Gather all lines in the records below that include the word "this".

MATERIALS PROVIDED:
____________

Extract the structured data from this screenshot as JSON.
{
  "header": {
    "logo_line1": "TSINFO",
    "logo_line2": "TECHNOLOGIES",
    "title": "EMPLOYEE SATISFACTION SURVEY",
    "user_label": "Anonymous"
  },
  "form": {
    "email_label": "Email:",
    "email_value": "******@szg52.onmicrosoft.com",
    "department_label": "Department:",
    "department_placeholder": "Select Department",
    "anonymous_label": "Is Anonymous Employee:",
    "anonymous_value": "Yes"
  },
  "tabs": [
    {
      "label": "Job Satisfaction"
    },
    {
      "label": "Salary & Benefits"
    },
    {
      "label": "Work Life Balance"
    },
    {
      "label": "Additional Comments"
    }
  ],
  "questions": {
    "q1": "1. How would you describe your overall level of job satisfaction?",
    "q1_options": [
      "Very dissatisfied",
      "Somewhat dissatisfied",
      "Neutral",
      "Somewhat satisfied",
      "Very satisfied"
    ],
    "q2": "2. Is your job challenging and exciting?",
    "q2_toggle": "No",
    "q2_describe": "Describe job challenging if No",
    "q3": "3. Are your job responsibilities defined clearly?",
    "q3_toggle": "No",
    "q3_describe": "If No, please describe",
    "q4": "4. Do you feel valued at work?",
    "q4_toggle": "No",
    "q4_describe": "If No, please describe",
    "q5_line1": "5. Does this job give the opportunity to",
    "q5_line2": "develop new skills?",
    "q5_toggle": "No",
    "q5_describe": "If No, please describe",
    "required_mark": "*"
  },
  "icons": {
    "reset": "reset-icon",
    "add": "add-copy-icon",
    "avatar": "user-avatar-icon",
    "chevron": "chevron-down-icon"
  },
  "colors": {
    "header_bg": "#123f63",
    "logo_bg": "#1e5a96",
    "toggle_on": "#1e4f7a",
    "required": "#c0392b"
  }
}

____________

SOLUTION:
Extract the structured data from this screenshot as JSON.
    "q5_line1": "5. Does this job give the opportunity to",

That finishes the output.